==== Data extract ====
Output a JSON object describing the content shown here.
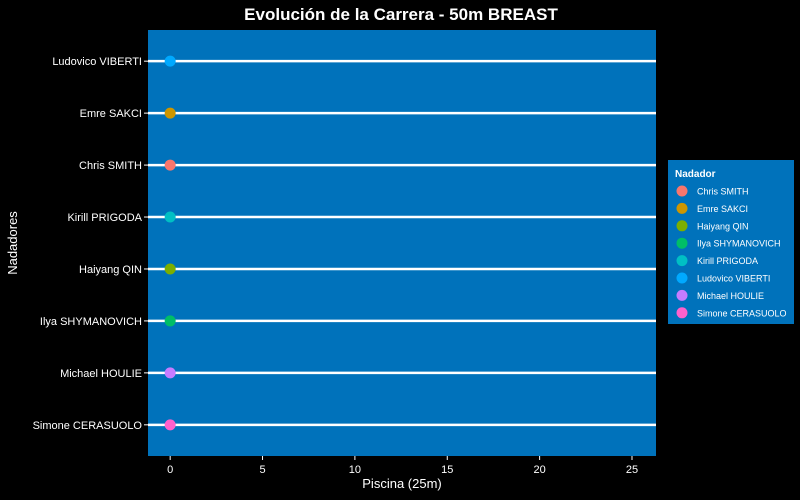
{
  "chart_data": {
    "type": "scatter",
    "title": "Evolución de la Carrera - 50m BREAST",
    "xlabel": "Piscina (25m)",
    "ylabel": "Nadadores",
    "xlim": [
      -1.2,
      26.3
    ],
    "xticks": [
      0,
      5,
      10,
      15,
      20,
      25
    ],
    "grid": false,
    "panel_color": "#0072BB",
    "lane_color": "#ffffff",
    "categories": [
      "Ludovico VIBERTI",
      "Emre SAKCI",
      "Chris SMITH",
      "Kirill PRIGODA",
      "Haiyang QIN",
      "Ilya SHYMANOVICH",
      "Michael HOULIE",
      "Simone CERASUOLO"
    ],
    "points": [
      {
        "swimmer": "Ludovico VIBERTI",
        "x": 0,
        "color": "#00A9FF"
      },
      {
        "swimmer": "Emre SAKCI",
        "x": 0,
        "color": "#CD9600"
      },
      {
        "swimmer": "Chris SMITH",
        "x": 0,
        "color": "#F8766D"
      },
      {
        "swimmer": "Kirill PRIGODA",
        "x": 0,
        "color": "#00BFC4"
      },
      {
        "swimmer": "Haiyang QIN",
        "x": 0,
        "color": "#7CAE00"
      },
      {
        "swimmer": "Ilya SHYMANOVICH",
        "x": 0,
        "color": "#00BE67"
      },
      {
        "swimmer": "Michael HOULIE",
        "x": 0,
        "color": "#C77CFF"
      },
      {
        "swimmer": "Simone CERASUOLO",
        "x": 0,
        "color": "#FF61CC"
      }
    ],
    "legend": {
      "title": "Nadador",
      "position": "right",
      "entries": [
        {
          "label": "Chris SMITH",
          "color": "#F8766D"
        },
        {
          "label": "Emre SAKCI",
          "color": "#CD9600"
        },
        {
          "label": "Haiyang QIN",
          "color": "#7CAE00"
        },
        {
          "label": "Ilya SHYMANOVICH",
          "color": "#00BE67"
        },
        {
          "label": "Kirill PRIGODA",
          "color": "#00BFC4"
        },
        {
          "label": "Ludovico VIBERTI",
          "color": "#00A9FF"
        },
        {
          "label": "Michael HOULIE",
          "color": "#C77CFF"
        },
        {
          "label": "Simone CERASUOLO",
          "color": "#FF61CC"
        }
      ]
    }
  }
}
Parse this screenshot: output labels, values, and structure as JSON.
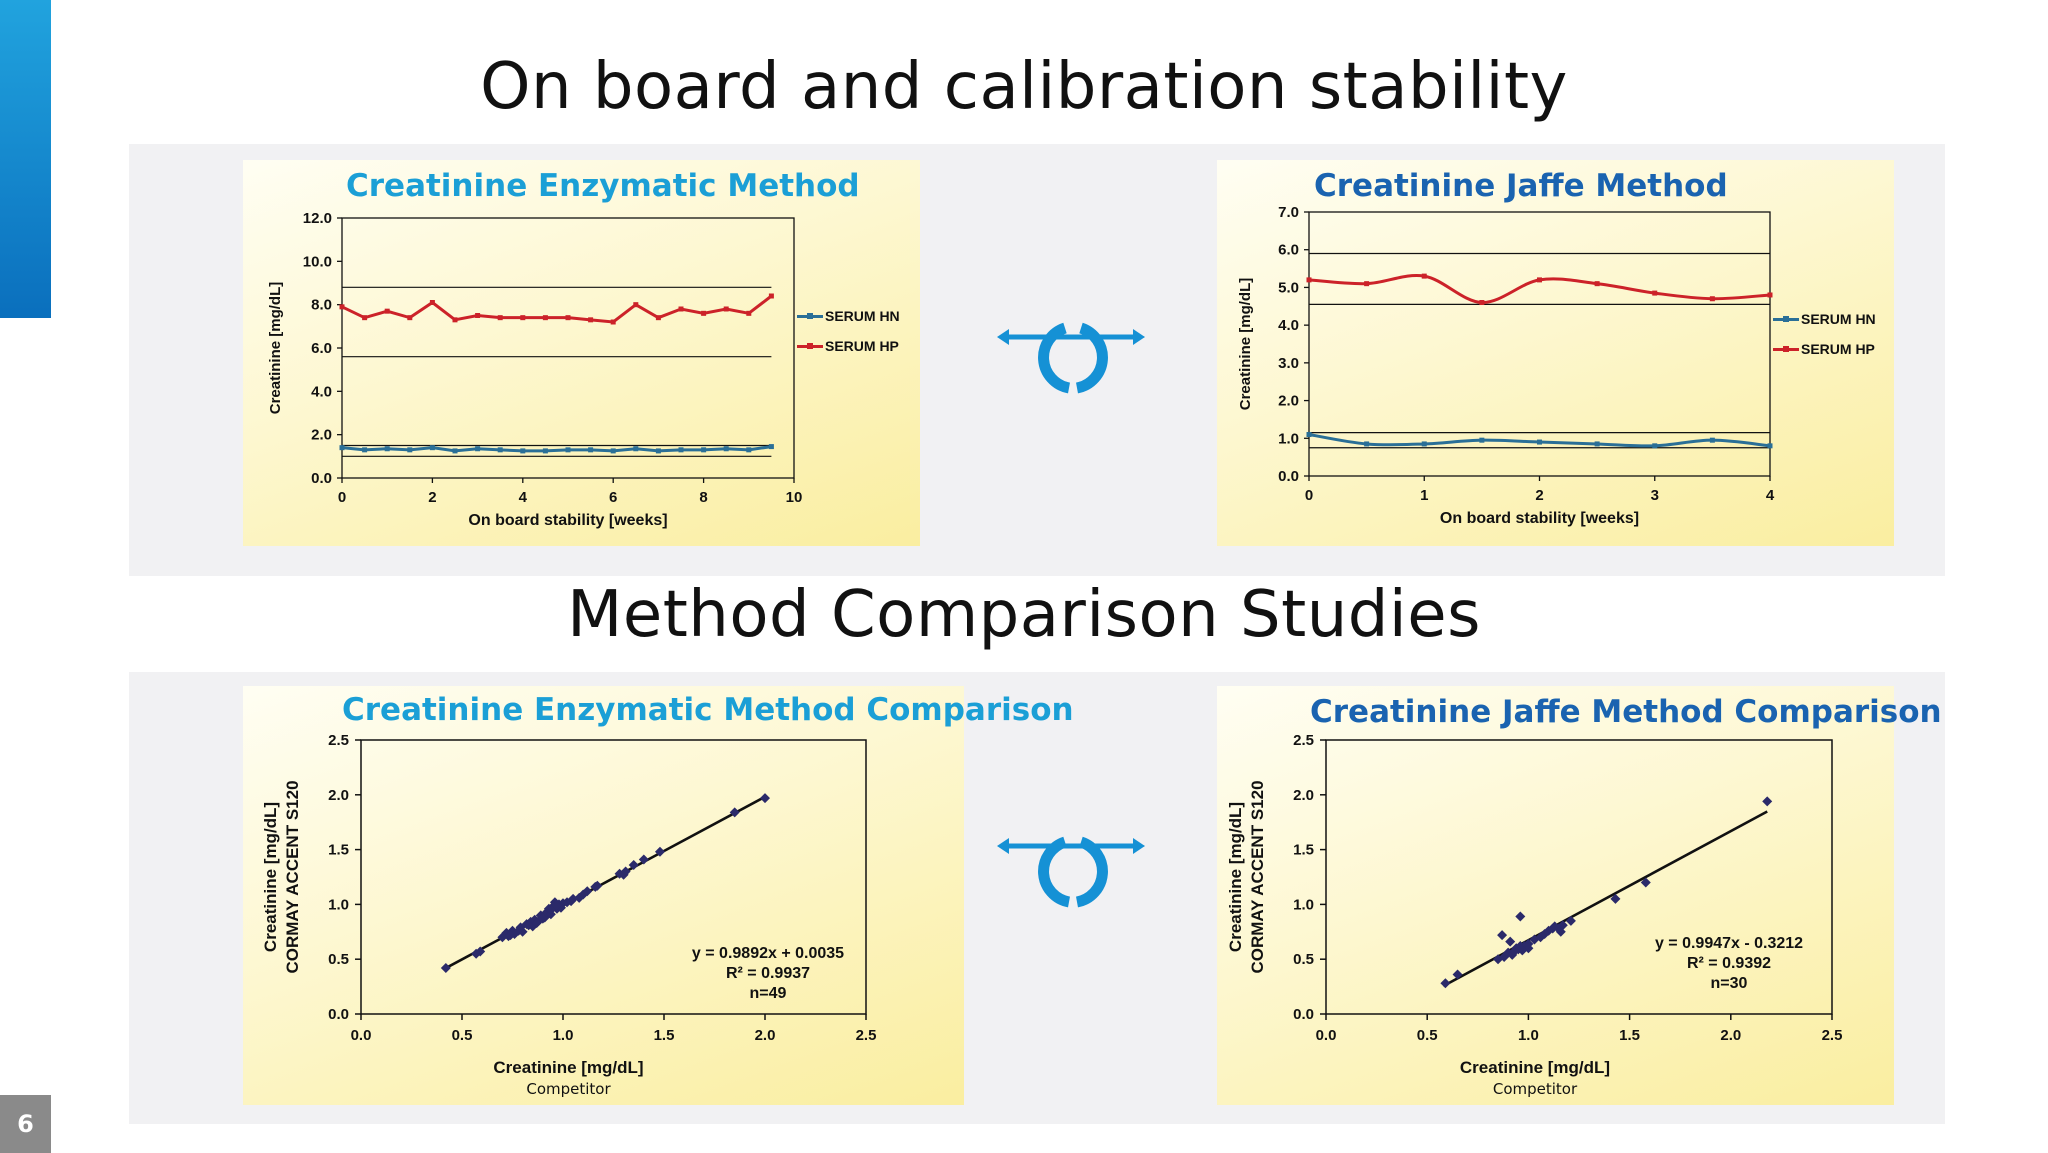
{
  "slide": {
    "page_number": "6",
    "heading_top": "On board and calibration stability",
    "heading_bottom": "Method Comparison Studies"
  },
  "colors": {
    "enzymatic_title": "#1b9fd6",
    "jaffe_title": "#1a63b0",
    "serum_hn": "#2a6f97",
    "serum_hp": "#cc2229",
    "scatter_point": "#2b2a6a",
    "accent": "#1591d5"
  },
  "icons": {
    "middle_top": "circular-arrows-icon",
    "middle_bottom": "circular-arrows-icon"
  },
  "chart_data": [
    {
      "type": "line",
      "title": "Creatinine Enzymatic Method",
      "xlabel": "On board stability [weeks]",
      "ylabel": "Creatinine [mg/dL]",
      "xlim": [
        0,
        10
      ],
      "ylim": [
        0,
        12
      ],
      "xticks": [
        "0",
        "2",
        "4",
        "6",
        "8",
        "10"
      ],
      "yticks": [
        "0.0",
        "2.0",
        "4.0",
        "6.0",
        "8.0",
        "10.0",
        "12.0"
      ],
      "legend_position": "right",
      "reference_lines": [
        1.0,
        1.5,
        5.6,
        8.8
      ],
      "series": [
        {
          "name": "SERUM HN",
          "x": [
            0,
            0.5,
            1,
            1.5,
            2,
            2.5,
            3,
            3.5,
            4,
            4.5,
            5,
            5.5,
            6,
            6.5,
            7,
            7.5,
            8,
            8.5,
            9,
            9.5
          ],
          "values": [
            1.4,
            1.3,
            1.35,
            1.3,
            1.4,
            1.25,
            1.35,
            1.3,
            1.25,
            1.25,
            1.3,
            1.3,
            1.25,
            1.35,
            1.25,
            1.3,
            1.3,
            1.35,
            1.3,
            1.45
          ]
        },
        {
          "name": "SERUM HP",
          "x": [
            0,
            0.5,
            1,
            1.5,
            2,
            2.5,
            3,
            3.5,
            4,
            4.5,
            5,
            5.5,
            6,
            6.5,
            7,
            7.5,
            8,
            8.5,
            9,
            9.5
          ],
          "values": [
            7.9,
            7.4,
            7.7,
            7.4,
            8.1,
            7.3,
            7.5,
            7.4,
            7.4,
            7.4,
            7.4,
            7.3,
            7.2,
            8.0,
            7.4,
            7.8,
            7.6,
            7.8,
            7.6,
            8.4
          ]
        }
      ]
    },
    {
      "type": "line",
      "title": "Creatinine Jaffe Method",
      "xlabel": "On board stability [weeks]",
      "ylabel": "Creatinine [mg/dL]",
      "xlim": [
        0,
        4
      ],
      "ylim": [
        0,
        7
      ],
      "xticks": [
        "0",
        "1",
        "2",
        "3",
        "4"
      ],
      "yticks": [
        "0.0",
        "1.0",
        "2.0",
        "3.0",
        "4.0",
        "5.0",
        "6.0",
        "7.0"
      ],
      "legend_position": "right",
      "reference_lines": [
        0.75,
        1.15,
        4.55,
        5.9
      ],
      "series": [
        {
          "name": "SERUM HN",
          "x": [
            0,
            0.5,
            1,
            1.5,
            2,
            2.5,
            3,
            3.5,
            4
          ],
          "values": [
            1.1,
            0.85,
            0.85,
            0.95,
            0.9,
            0.85,
            0.8,
            0.95,
            0.8
          ]
        },
        {
          "name": "SERUM HP",
          "x": [
            0,
            0.5,
            1,
            1.5,
            2,
            2.5,
            3,
            3.5,
            4
          ],
          "values": [
            5.2,
            5.1,
            5.3,
            4.6,
            5.2,
            5.1,
            4.85,
            4.7,
            4.8
          ]
        }
      ]
    },
    {
      "type": "scatter",
      "title": "Creatinine Enzymatic Method Comparison",
      "xlabel": "Creatinine [mg/dL]",
      "xsublabel": "Competitor",
      "ylabel": [
        "CORMAY ACCENT S120",
        "Creatinine [mg/dL]"
      ],
      "xlim": [
        0,
        2.5
      ],
      "ylim": [
        0,
        2.5
      ],
      "xticks": [
        "0.0",
        "0.5",
        "1.0",
        "1.5",
        "2.0",
        "2.5"
      ],
      "yticks": [
        "0.0",
        "0.5",
        "1.0",
        "1.5",
        "2.0",
        "2.5"
      ],
      "annotation": [
        "y = 0.9892x + 0.0035",
        "R² = 0.9937",
        "n=49"
      ],
      "regression": {
        "slope": 0.9892,
        "intercept": 0.0035,
        "x_range": [
          0.42,
          2.0
        ]
      },
      "points": [
        [
          0.42,
          0.42
        ],
        [
          0.57,
          0.55
        ],
        [
          0.59,
          0.57
        ],
        [
          0.7,
          0.7
        ],
        [
          0.72,
          0.74
        ],
        [
          0.73,
          0.71
        ],
        [
          0.75,
          0.76
        ],
        [
          0.76,
          0.73
        ],
        [
          0.78,
          0.76
        ],
        [
          0.8,
          0.75
        ],
        [
          0.82,
          0.82
        ],
        [
          0.84,
          0.84
        ],
        [
          0.85,
          0.8
        ],
        [
          0.86,
          0.86
        ],
        [
          0.88,
          0.85
        ],
        [
          0.89,
          0.9
        ],
        [
          0.91,
          0.88
        ],
        [
          0.92,
          0.93
        ],
        [
          0.93,
          0.96
        ],
        [
          0.94,
          0.91
        ],
        [
          0.95,
          0.98
        ],
        [
          0.96,
          1.02
        ],
        [
          0.97,
          0.96
        ],
        [
          0.98,
          1.0
        ],
        [
          1.0,
          1.01
        ],
        [
          1.02,
          1.02
        ],
        [
          1.05,
          1.05
        ],
        [
          1.08,
          1.06
        ],
        [
          1.12,
          1.12
        ],
        [
          1.16,
          1.16
        ],
        [
          1.17,
          1.17
        ],
        [
          1.28,
          1.28
        ],
        [
          1.31,
          1.3
        ],
        [
          1.35,
          1.36
        ],
        [
          1.4,
          1.41
        ],
        [
          1.48,
          1.48
        ],
        [
          1.85,
          1.84
        ],
        [
          2.0,
          1.97
        ],
        [
          0.87,
          0.83
        ],
        [
          0.9,
          0.87
        ],
        [
          0.99,
          0.97
        ],
        [
          1.04,
          1.03
        ],
        [
          0.74,
          0.72
        ],
        [
          0.79,
          0.79
        ],
        [
          0.83,
          0.81
        ],
        [
          0.94,
          0.95
        ],
        [
          1.1,
          1.09
        ],
        [
          1.3,
          1.27
        ],
        [
          0.97,
          0.99
        ]
      ]
    },
    {
      "type": "scatter",
      "title": "Creatinine Jaffe Method Comparison",
      "xlabel": "Creatinine  [mg/dL]",
      "xsublabel": "Competitor",
      "ylabel": [
        "CORMAY ACCENT S120",
        "Creatinine [mg/dL]"
      ],
      "xlim": [
        0,
        2.5
      ],
      "ylim": [
        0,
        2.5
      ],
      "xticks": [
        "0.0",
        "0.5",
        "1.0",
        "1.5",
        "2.0",
        "2.5"
      ],
      "yticks": [
        "0.0",
        "0.5",
        "1.0",
        "1.5",
        "2.0",
        "2.5"
      ],
      "annotation": [
        "y = 0.9947x - 0.3212",
        "R² = 0.9392",
        "n=30"
      ],
      "regression": {
        "slope": 0.9947,
        "intercept": -0.3212,
        "x_range": [
          0.58,
          2.18
        ]
      },
      "points": [
        [
          0.59,
          0.28
        ],
        [
          0.65,
          0.36
        ],
        [
          0.85,
          0.5
        ],
        [
          0.87,
          0.72
        ],
        [
          0.88,
          0.52
        ],
        [
          0.9,
          0.56
        ],
        [
          0.91,
          0.66
        ],
        [
          0.92,
          0.54
        ],
        [
          0.93,
          0.57
        ],
        [
          0.95,
          0.59
        ],
        [
          0.96,
          0.62
        ],
        [
          0.96,
          0.89
        ],
        [
          0.98,
          0.62
        ],
        [
          1.0,
          0.6
        ],
        [
          1.03,
          0.68
        ],
        [
          1.06,
          0.7
        ],
        [
          1.1,
          0.76
        ],
        [
          1.12,
          0.78
        ],
        [
          1.15,
          0.78
        ],
        [
          1.17,
          0.81
        ],
        [
          1.21,
          0.85
        ],
        [
          1.43,
          1.05
        ],
        [
          1.58,
          1.2
        ],
        [
          2.18,
          1.94
        ],
        [
          0.97,
          0.58
        ],
        [
          1.0,
          0.64
        ],
        [
          1.08,
          0.73
        ],
        [
          1.13,
          0.8
        ],
        [
          1.16,
          0.75
        ],
        [
          0.94,
          0.6
        ]
      ]
    }
  ]
}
====
— What is expected —
Check each line above for the word "SHYMANOVICH", and copy the lines where it appears.

— Written solution —
      "Ilya SHYMANOVICH",
        "swimmer": "Ilya SHYMANOVICH",
          "label": "Ilya SHYMANOVICH",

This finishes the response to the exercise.